• Records supplied:
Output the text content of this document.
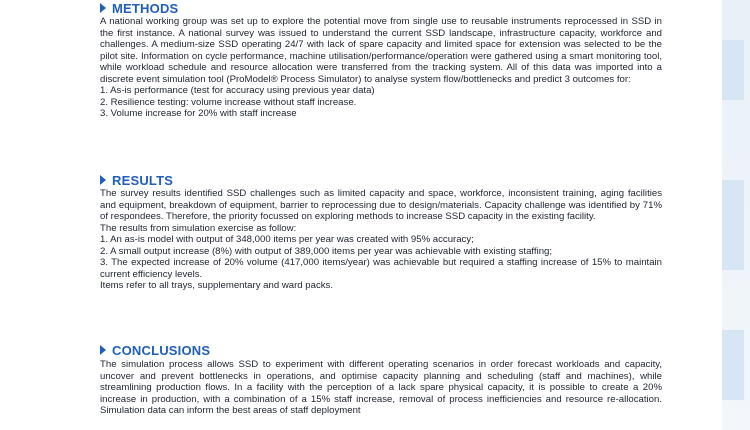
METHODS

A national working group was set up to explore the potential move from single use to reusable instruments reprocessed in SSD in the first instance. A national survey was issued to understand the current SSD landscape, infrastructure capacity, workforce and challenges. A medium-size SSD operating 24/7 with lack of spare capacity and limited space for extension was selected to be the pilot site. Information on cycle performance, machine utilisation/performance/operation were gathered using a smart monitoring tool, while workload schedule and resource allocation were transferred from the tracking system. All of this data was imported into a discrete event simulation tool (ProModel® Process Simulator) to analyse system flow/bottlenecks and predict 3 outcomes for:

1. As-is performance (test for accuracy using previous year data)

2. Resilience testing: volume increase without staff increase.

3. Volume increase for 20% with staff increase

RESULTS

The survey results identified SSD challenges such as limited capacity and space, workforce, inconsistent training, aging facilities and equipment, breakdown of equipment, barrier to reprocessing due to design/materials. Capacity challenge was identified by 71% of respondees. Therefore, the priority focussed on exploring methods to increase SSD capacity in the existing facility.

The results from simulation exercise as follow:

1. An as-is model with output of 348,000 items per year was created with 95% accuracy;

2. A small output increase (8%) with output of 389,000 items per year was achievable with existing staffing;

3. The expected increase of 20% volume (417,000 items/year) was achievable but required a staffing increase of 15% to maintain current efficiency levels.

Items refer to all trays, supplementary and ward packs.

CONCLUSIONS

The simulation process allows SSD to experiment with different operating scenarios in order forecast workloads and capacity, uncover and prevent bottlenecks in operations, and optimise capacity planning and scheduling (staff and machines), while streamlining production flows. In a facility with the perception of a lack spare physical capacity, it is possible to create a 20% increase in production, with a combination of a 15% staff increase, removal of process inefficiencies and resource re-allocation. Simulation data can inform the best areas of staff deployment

• Short exercise: Copy all lines from the material that contain "year".

• Response to this exercise:
1. As-is performance (test for accuracy using previous year data)
1. An as-is model with output of 348,000 items per year was created with 95% accuracy;
2. A small output increase (8%) with output of 389,000 items per year was achievable with existing staffing;
3. The expected increase of 20% volume (417,000 items/year) was achievable but required a staffing increase of 15% to maintain current efficiency levels.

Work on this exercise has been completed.